----- Records provided -----

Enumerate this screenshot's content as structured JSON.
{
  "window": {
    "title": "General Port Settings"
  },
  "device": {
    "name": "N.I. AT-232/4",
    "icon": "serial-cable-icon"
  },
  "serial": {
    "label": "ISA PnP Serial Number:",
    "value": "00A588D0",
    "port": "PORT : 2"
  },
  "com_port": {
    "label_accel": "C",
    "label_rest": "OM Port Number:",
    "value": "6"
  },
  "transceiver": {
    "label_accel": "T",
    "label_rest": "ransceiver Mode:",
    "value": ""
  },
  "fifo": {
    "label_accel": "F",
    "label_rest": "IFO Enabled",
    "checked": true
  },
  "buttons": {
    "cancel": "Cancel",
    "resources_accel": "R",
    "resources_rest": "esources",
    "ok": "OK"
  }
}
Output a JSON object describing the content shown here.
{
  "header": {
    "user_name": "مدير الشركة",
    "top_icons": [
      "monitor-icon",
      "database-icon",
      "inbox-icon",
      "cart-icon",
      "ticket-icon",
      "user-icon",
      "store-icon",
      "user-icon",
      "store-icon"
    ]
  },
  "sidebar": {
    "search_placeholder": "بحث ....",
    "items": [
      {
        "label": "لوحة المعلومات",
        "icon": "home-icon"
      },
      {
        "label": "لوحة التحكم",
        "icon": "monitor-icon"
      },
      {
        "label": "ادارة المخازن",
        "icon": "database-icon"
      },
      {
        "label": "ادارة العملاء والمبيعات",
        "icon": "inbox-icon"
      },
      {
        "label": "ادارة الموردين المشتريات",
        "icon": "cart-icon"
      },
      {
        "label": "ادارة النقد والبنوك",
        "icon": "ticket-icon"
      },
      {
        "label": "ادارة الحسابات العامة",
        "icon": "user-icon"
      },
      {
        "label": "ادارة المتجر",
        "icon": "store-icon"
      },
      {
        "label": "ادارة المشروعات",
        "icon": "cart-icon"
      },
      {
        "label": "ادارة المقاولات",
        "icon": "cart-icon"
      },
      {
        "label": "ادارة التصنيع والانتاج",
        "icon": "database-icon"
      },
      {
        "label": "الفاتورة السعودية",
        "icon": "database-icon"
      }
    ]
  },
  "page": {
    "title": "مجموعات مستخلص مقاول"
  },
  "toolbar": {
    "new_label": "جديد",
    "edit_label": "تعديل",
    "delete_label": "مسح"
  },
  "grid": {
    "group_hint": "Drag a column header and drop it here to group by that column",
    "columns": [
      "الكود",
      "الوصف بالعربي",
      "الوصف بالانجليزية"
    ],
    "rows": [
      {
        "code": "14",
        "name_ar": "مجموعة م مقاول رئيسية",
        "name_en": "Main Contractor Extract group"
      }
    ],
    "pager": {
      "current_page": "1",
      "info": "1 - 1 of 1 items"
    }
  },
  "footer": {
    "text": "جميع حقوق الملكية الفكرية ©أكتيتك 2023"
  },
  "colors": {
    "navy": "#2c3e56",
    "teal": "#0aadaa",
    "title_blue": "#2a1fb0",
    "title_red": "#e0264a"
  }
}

-----

-- Aim of the exercise --
Filter the records above and return every line that holds the word "ادارة".

-- Problem solution --
        "label": "ادارة المخازن",
        "label": "ادارة العملاء والمبيعات",
        "label": "ادارة الموردين المشتريات",
        "label": "ادارة النقد والبنوك",
        "label": "ادارة الحسابات العامة",
        "label": "ادارة المتجر",
        "label": "ادارة المشروعات",
        "label": "ادارة المقاولات",
        "label": "ادارة التصنيع والانتاج",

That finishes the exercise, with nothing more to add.